• _GOAL OF THE EXERCISE_: Omit every picture, then give all the entries again exactly.

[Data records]

■ ■ ■ ■ ■

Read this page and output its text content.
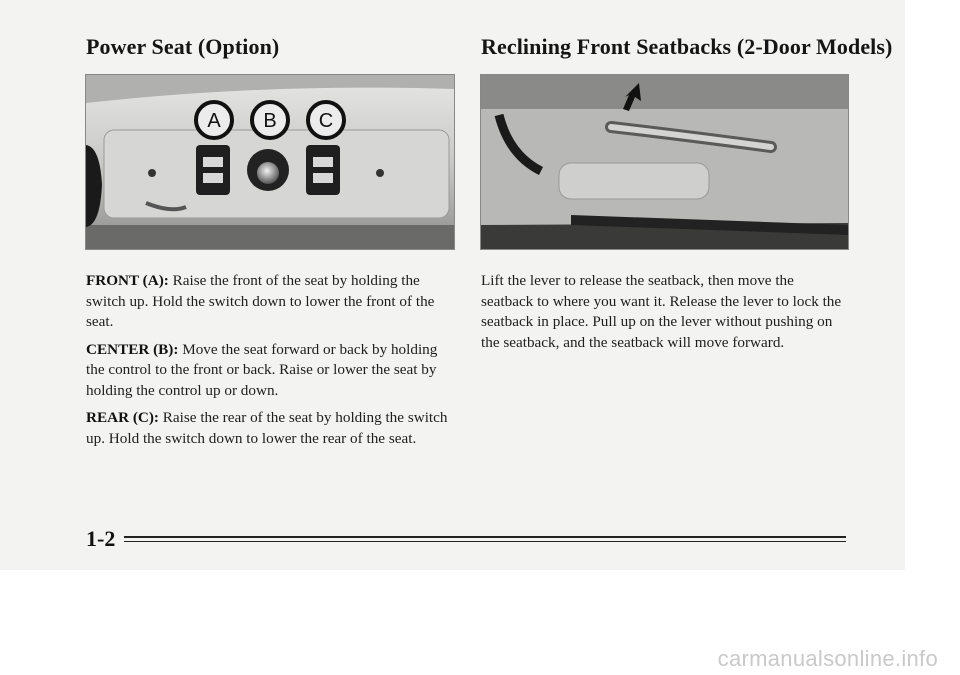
Power Seat (Option)	Reclining Front Seatbacks (2-Door Models)
A B C

FRONT (A): Raise the front of the seat by holding the switch up. Hold the switch down to lower the front of the seat.

CENTER (B): Move the seat forward or back by holding the control to the front or back. Raise or lower the seat by holding the control up or down.

REAR (C): Raise the rear of the seat by holding the switch up. Hold the switch down to lower the rear of the seat.

Lift the lever to release the seatback, then move the seatback to where you want it. Release the lever to lock the seatback in place. Pull up on the lever without pushing on the seatback, and the seatback will move forward.

1-2
carmanualsonline.info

■ ■ ■ ■ ■

• _RESULT_:
Read this page and output its text content.
Power Seat (Option)	Reclining Front Seatbacks (2-Door Models)
A B C

FRONT (A): Raise the front of the seat by holding the switch up. Hold the switch down to lower the front of the seat.

CENTER (B): Move the seat forward or back by holding the control to the front or back. Raise or lower the seat by holding the control up or down.

REAR (C): Raise the rear of the seat by holding the switch up. Hold the switch down to lower the rear of the seat.

Lift the lever to release the seatback, then move the seatback to where you want it. Release the lever to lock the seatback in place. Pull up on the lever without pushing on the seatback, and the seatback will move forward.

1-2
carmanualsonline.info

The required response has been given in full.